● **The problem**: Without the pictures, copy the entries below word for word.

● **Data extracted from a collection**:
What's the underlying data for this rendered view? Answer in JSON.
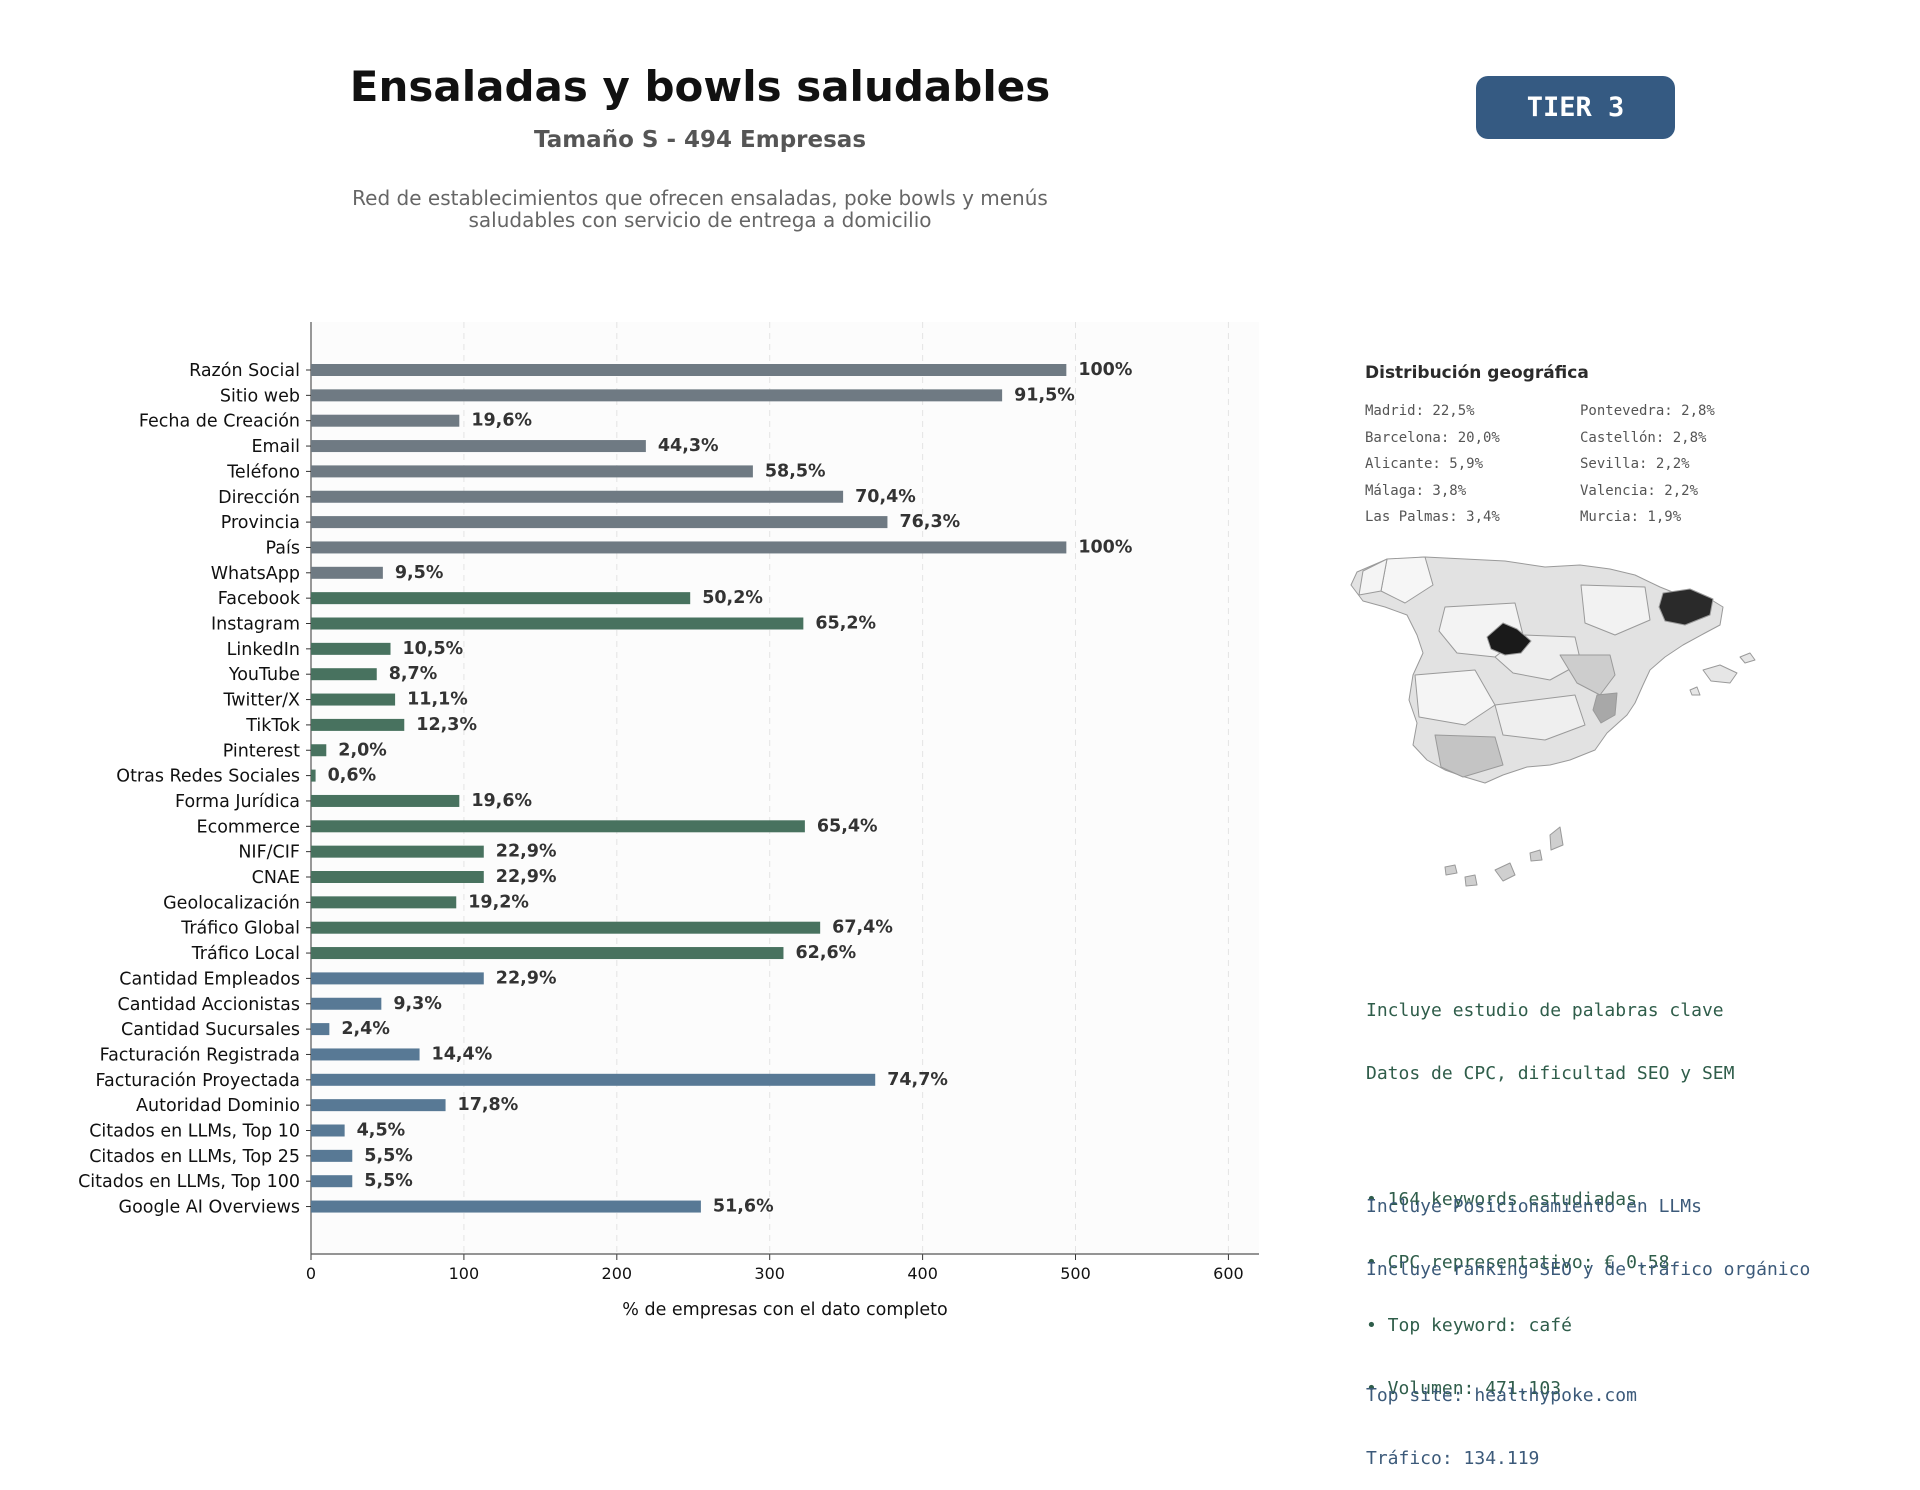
{
  "header": {
    "title": "Ensaladas y bowls saludables",
    "subtitle": "Tamaño S - 494 Empresas",
    "description_line1": "Red de establecimientos que ofrecen ensaladas, poke bowls y menús",
    "description_line2": "saludables con servicio de entrega a domicilio",
    "tier": "TIER 3"
  },
  "colors": {
    "gray": "#6f7a83",
    "green": "#48725f",
    "blue": "#587995",
    "badge": "#355a82"
  },
  "chart_data": {
    "type": "bar",
    "orientation": "horizontal",
    "xlabel": "% de empresas con el dato completo",
    "xlim": [
      0,
      620
    ],
    "xticks": [
      0,
      100,
      200,
      300,
      400,
      500,
      600
    ],
    "grid": "vertical dashed",
    "bars": [
      {
        "label": "Razón Social",
        "value": 494,
        "pct": "100%",
        "group": "gray"
      },
      {
        "label": "Sitio web",
        "value": 452,
        "pct": "91,5%",
        "group": "gray"
      },
      {
        "label": "Fecha de Creación",
        "value": 97,
        "pct": "19,6%",
        "group": "gray"
      },
      {
        "label": "Email",
        "value": 219,
        "pct": "44,3%",
        "group": "gray"
      },
      {
        "label": "Teléfono",
        "value": 289,
        "pct": "58,5%",
        "group": "gray"
      },
      {
        "label": "Dirección",
        "value": 348,
        "pct": "70,4%",
        "group": "gray"
      },
      {
        "label": "Provincia",
        "value": 377,
        "pct": "76,3%",
        "group": "gray"
      },
      {
        "label": "País",
        "value": 494,
        "pct": "100%",
        "group": "gray"
      },
      {
        "label": "WhatsApp",
        "value": 47,
        "pct": "9,5%",
        "group": "gray"
      },
      {
        "label": "Facebook",
        "value": 248,
        "pct": "50,2%",
        "group": "green"
      },
      {
        "label": "Instagram",
        "value": 322,
        "pct": "65,2%",
        "group": "green"
      },
      {
        "label": "LinkedIn",
        "value": 52,
        "pct": "10,5%",
        "group": "green"
      },
      {
        "label": "YouTube",
        "value": 43,
        "pct": "8,7%",
        "group": "green"
      },
      {
        "label": "Twitter/X",
        "value": 55,
        "pct": "11,1%",
        "group": "green"
      },
      {
        "label": "TikTok",
        "value": 61,
        "pct": "12,3%",
        "group": "green"
      },
      {
        "label": "Pinterest",
        "value": 10,
        "pct": "2,0%",
        "group": "green"
      },
      {
        "label": "Otras Redes Sociales",
        "value": 3,
        "pct": "0,6%",
        "group": "green"
      },
      {
        "label": "Forma Jurídica",
        "value": 97,
        "pct": "19,6%",
        "group": "green"
      },
      {
        "label": "Ecommerce",
        "value": 323,
        "pct": "65,4%",
        "group": "green"
      },
      {
        "label": "NIF/CIF",
        "value": 113,
        "pct": "22,9%",
        "group": "green"
      },
      {
        "label": "CNAE",
        "value": 113,
        "pct": "22,9%",
        "group": "green"
      },
      {
        "label": "Geolocalización",
        "value": 95,
        "pct": "19,2%",
        "group": "green"
      },
      {
        "label": "Tráfico Global",
        "value": 333,
        "pct": "67,4%",
        "group": "green"
      },
      {
        "label": "Tráfico Local",
        "value": 309,
        "pct": "62,6%",
        "group": "green"
      },
      {
        "label": "Cantidad Empleados",
        "value": 113,
        "pct": "22,9%",
        "group": "blue"
      },
      {
        "label": "Cantidad Accionistas",
        "value": 46,
        "pct": "9,3%",
        "group": "blue"
      },
      {
        "label": "Cantidad Sucursales",
        "value": 12,
        "pct": "2,4%",
        "group": "blue"
      },
      {
        "label": "Facturación Registrada",
        "value": 71,
        "pct": "14,4%",
        "group": "blue"
      },
      {
        "label": "Facturación Proyectada",
        "value": 369,
        "pct": "74,7%",
        "group": "blue"
      },
      {
        "label": "Autoridad Dominio",
        "value": 88,
        "pct": "17,8%",
        "group": "blue"
      },
      {
        "label": "Citados en LLMs, Top 10",
        "value": 22,
        "pct": "4,5%",
        "group": "blue"
      },
      {
        "label": "Citados en LLMs, Top 25",
        "value": 27,
        "pct": "5,5%",
        "group": "blue"
      },
      {
        "label": "Citados en LLMs, Top 100",
        "value": 27,
        "pct": "5,5%",
        "group": "blue"
      },
      {
        "label": "Google AI Overviews",
        "value": 255,
        "pct": "51,6%",
        "group": "blue"
      }
    ]
  },
  "geo": {
    "title": "Distribución geográfica",
    "items": [
      "Madrid: 22,5%",
      "Pontevedra: 2,8%",
      "Barcelona: 20,0%",
      "Castellón: 2,8%",
      "Alicante: 5,9%",
      "Sevilla: 2,2%",
      "Málaga: 3,8%",
      "Valencia: 2,2%",
      "Las Palmas: 3,4%",
      "Murcia: 1,9%"
    ]
  },
  "keywords": {
    "line1": "Incluye estudio de palabras clave",
    "line2": "Datos de CPC, dificultad SEO y SEM",
    "bullet1": "• 164 keywords estudiadas",
    "bullet2": "• CPC representativo: € 0.58",
    "bullet3": "• Top keyword: café",
    "bullet4": "• Volumen: 471.103"
  },
  "llm": {
    "line1": "Incluye Posicionamiento en LLMs",
    "line2": "Incluye ranking SEO y de tráfico orgánico",
    "line3": "Top site: healthypoke.com",
    "line4": "Tráfico: 134.119"
  }
}
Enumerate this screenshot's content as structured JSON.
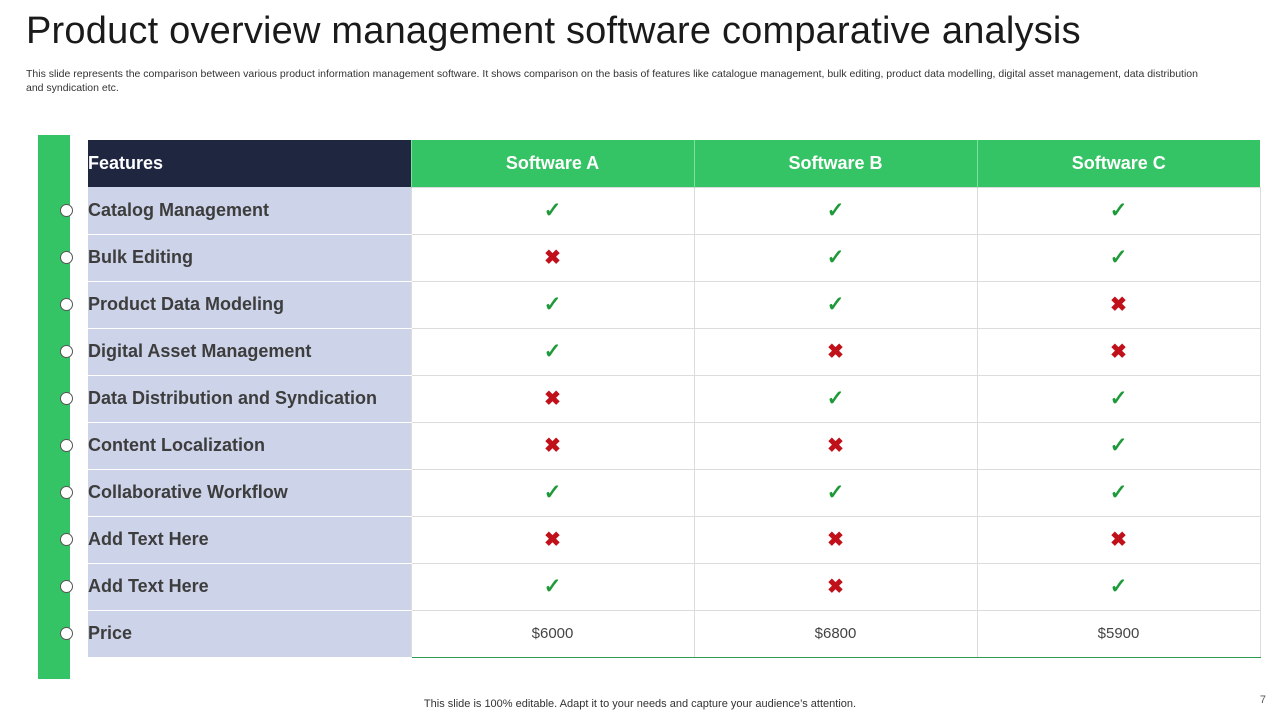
{
  "slide": {
    "title": "Product overview management software comparative analysis",
    "subtitle": "This slide represents the comparison between various product information management software. It shows comparison on the basis of features like catalogue management, bulk editing, product data modelling, digital asset management, data distribution and syndication etc.",
    "footer": "This slide is 100% editable. Adapt it to your needs and capture your audience’s attention.",
    "page_number": "7"
  },
  "colors": {
    "accent_green": "#35c465",
    "header_navy": "#1f2640",
    "feature_bg": "#cdd3e8",
    "check_green": "#1f9a3a",
    "cross_red": "#c0101a"
  },
  "table": {
    "headers": [
      "Features",
      "Software A",
      "Software B",
      "Software C"
    ],
    "rows": [
      {
        "feature": "Catalog Management",
        "values": [
          "check",
          "check",
          "check"
        ]
      },
      {
        "feature": "Bulk Editing",
        "values": [
          "cross",
          "check",
          "check"
        ]
      },
      {
        "feature": "Product Data Modeling",
        "values": [
          "check",
          "check",
          "cross"
        ]
      },
      {
        "feature": "Digital Asset Management",
        "values": [
          "check",
          "cross",
          "cross"
        ]
      },
      {
        "feature": "Data Distribution and Syndication",
        "values": [
          "cross",
          "check",
          "check"
        ]
      },
      {
        "feature": "Content Localization",
        "values": [
          "cross",
          "cross",
          "check"
        ]
      },
      {
        "feature": "Collaborative Workflow",
        "values": [
          "check",
          "check",
          "check"
        ]
      },
      {
        "feature": "Add Text Here",
        "values": [
          "cross",
          "cross",
          "cross"
        ]
      },
      {
        "feature": "Add Text Here",
        "values": [
          "check",
          "cross",
          "check"
        ]
      },
      {
        "feature": "Price",
        "values": [
          "$6000",
          "$6800",
          "$5900"
        ]
      }
    ]
  },
  "icons": {
    "check": "check-icon",
    "cross": "cross-icon"
  }
}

● **Correct result**:
What's the underlying data for this rendered view? Answer in JSON.
{
  "header": {
    "title": "Ensaladas y bowls saludables",
    "subtitle": "Tamaño S - 494 Empresas",
    "description_line1": "Red de establecimientos que ofrecen ensaladas, poke bowls y menús",
    "description_line2": "saludables con servicio de entrega a domicilio",
    "tier": "TIER 3"
  },
  "colors": {
    "gray": "#6f7a83",
    "green": "#48725f",
    "blue": "#587995",
    "badge": "#355a82"
  },
  "chart_data": {
    "type": "bar",
    "orientation": "horizontal",
    "xlabel": "% de empresas con el dato completo",
    "xlim": [
      0,
      620
    ],
    "xticks": [
      0,
      100,
      200,
      300,
      400,
      500,
      600
    ],
    "grid": "vertical dashed",
    "bars": [
      {
        "label": "Razón Social",
        "value": 494,
        "pct": "100%",
        "group": "gray"
      },
      {
        "label": "Sitio web",
        "value": 452,
        "pct": "91,5%",
        "group": "gray"
      },
      {
        "label": "Fecha de Creación",
        "value": 97,
        "pct": "19,6%",
        "group": "gray"
      },
      {
        "label": "Email",
        "value": 219,
        "pct": "44,3%",
        "group": "gray"
      },
      {
        "label": "Teléfono",
        "value": 289,
        "pct": "58,5%",
        "group": "gray"
      },
      {
        "label": "Dirección",
        "value": 348,
        "pct": "70,4%",
        "group": "gray"
      },
      {
        "label": "Provincia",
        "value": 377,
        "pct": "76,3%",
        "group": "gray"
      },
      {
        "label": "País",
        "value": 494,
        "pct": "100%",
        "group": "gray"
      },
      {
        "label": "WhatsApp",
        "value": 47,
        "pct": "9,5%",
        "group": "gray"
      },
      {
        "label": "Facebook",
        "value": 248,
        "pct": "50,2%",
        "group": "green"
      },
      {
        "label": "Instagram",
        "value": 322,
        "pct": "65,2%",
        "group": "green"
      },
      {
        "label": "LinkedIn",
        "value": 52,
        "pct": "10,5%",
        "group": "green"
      },
      {
        "label": "YouTube",
        "value": 43,
        "pct": "8,7%",
        "group": "green"
      },
      {
        "label": "Twitter/X",
        "value": 55,
        "pct": "11,1%",
        "group": "green"
      },
      {
        "label": "TikTok",
        "value": 61,
        "pct": "12,3%",
        "group": "green"
      },
      {
        "label": "Pinterest",
        "value": 10,
        "pct": "2,0%",
        "group": "green"
      },
      {
        "label": "Otras Redes Sociales",
        "value": 3,
        "pct": "0,6%",
        "group": "green"
      },
      {
        "label": "Forma Jurídica",
        "value": 97,
        "pct": "19,6%",
        "group": "green"
      },
      {
        "label": "Ecommerce",
        "value": 323,
        "pct": "65,4%",
        "group": "green"
      },
      {
        "label": "NIF/CIF",
        "value": 113,
        "pct": "22,9%",
        "group": "green"
      },
      {
        "label": "CNAE",
        "value": 113,
        "pct": "22,9%",
        "group": "green"
      },
      {
        "label": "Geolocalización",
        "value": 95,
        "pct": "19,2%",
        "group": "green"
      },
      {
        "label": "Tráfico Global",
        "value": 333,
        "pct": "67,4%",
        "group": "green"
      },
      {
        "label": "Tráfico Local",
        "value": 309,
        "pct": "62,6%",
        "group": "green"
      },
      {
        "label": "Cantidad Empleados",
        "value": 113,
        "pct": "22,9%",
        "group": "blue"
      },
      {
        "label": "Cantidad Accionistas",
        "value": 46,
        "pct": "9,3%",
        "group": "blue"
      },
      {
        "label": "Cantidad Sucursales",
        "value": 12,
        "pct": "2,4%",
        "group": "blue"
      },
      {
        "label": "Facturación Registrada",
        "value": 71,
        "pct": "14,4%",
        "group": "blue"
      },
      {
        "label": "Facturación Proyectada",
        "value": 369,
        "pct": "74,7%",
        "group": "blue"
      },
      {
        "label": "Autoridad Dominio",
        "value": 88,
        "pct": "17,8%",
        "group": "blue"
      },
      {
        "label": "Citados en LLMs, Top 10",
        "value": 22,
        "pct": "4,5%",
        "group": "blue"
      },
      {
        "label": "Citados en LLMs, Top 25",
        "value": 27,
        "pct": "5,5%",
        "group": "blue"
      },
      {
        "label": "Citados en LLMs, Top 100",
        "value": 27,
        "pct": "5,5%",
        "group": "blue"
      },
      {
        "label": "Google AI Overviews",
        "value": 255,
        "pct": "51,6%",
        "group": "blue"
      }
    ]
  },
  "geo": {
    "title": "Distribución geográfica",
    "items": [
      "Madrid: 22,5%",
      "Pontevedra: 2,8%",
      "Barcelona: 20,0%",
      "Castellón: 2,8%",
      "Alicante: 5,9%",
      "Sevilla: 2,2%",
      "Málaga: 3,8%",
      "Valencia: 2,2%",
      "Las Palmas: 3,4%",
      "Murcia: 1,9%"
    ]
  },
  "keywords": {
    "line1": "Incluye estudio de palabras clave",
    "line2": "Datos de CPC, dificultad SEO y SEM",
    "bullet1": "• 164 keywords estudiadas",
    "bullet2": "• CPC representativo: € 0.58",
    "bullet3": "• Top keyword: café",
    "bullet4": "• Volumen: 471.103"
  },
  "llm": {
    "line1": "Incluye Posicionamiento en LLMs",
    "line2": "Incluye ranking SEO y de tráfico orgánico",
    "line3": "Top site: healthypoke.com",
    "line4": "Tráfico: 134.119"
  }
}
Enumerate this screenshot's content as structured JSON.
{
  "slide": {
    "title": "Product overview management software comparative analysis",
    "subtitle": "This slide represents the comparison between various product information management software. It shows comparison on the basis of features like catalogue management, bulk editing, product data modelling, digital asset management, data distribution and syndication etc.",
    "footer": "This slide is 100% editable. Adapt it to your needs and capture your audience’s attention.",
    "page_number": "7"
  },
  "colors": {
    "accent_green": "#35c465",
    "header_navy": "#1f2640",
    "feature_bg": "#cdd3e8",
    "check_green": "#1f9a3a",
    "cross_red": "#c0101a"
  },
  "table": {
    "headers": [
      "Features",
      "Software A",
      "Software B",
      "Software C"
    ],
    "rows": [
      {
        "feature": "Catalog Management",
        "values": [
          "check",
          "check",
          "check"
        ]
      },
      {
        "feature": "Bulk Editing",
        "values": [
          "cross",
          "check",
          "check"
        ]
      },
      {
        "feature": "Product Data Modeling",
        "values": [
          "check",
          "check",
          "cross"
        ]
      },
      {
        "feature": "Digital Asset Management",
        "values": [
          "check",
          "cross",
          "cross"
        ]
      },
      {
        "feature": "Data Distribution and Syndication",
        "values": [
          "cross",
          "check",
          "check"
        ]
      },
      {
        "feature": "Content Localization",
        "values": [
          "cross",
          "cross",
          "check"
        ]
      },
      {
        "feature": "Collaborative Workflow",
        "values": [
          "check",
          "check",
          "check"
        ]
      },
      {
        "feature": "Add Text Here",
        "values": [
          "cross",
          "cross",
          "cross"
        ]
      },
      {
        "feature": "Add Text Here",
        "values": [
          "check",
          "cross",
          "check"
        ]
      },
      {
        "feature": "Price",
        "values": [
          "$6000",
          "$6800",
          "$5900"
        ]
      }
    ]
  },
  "icons": {
    "check": "check-icon",
    "cross": "cross-icon"
  }
}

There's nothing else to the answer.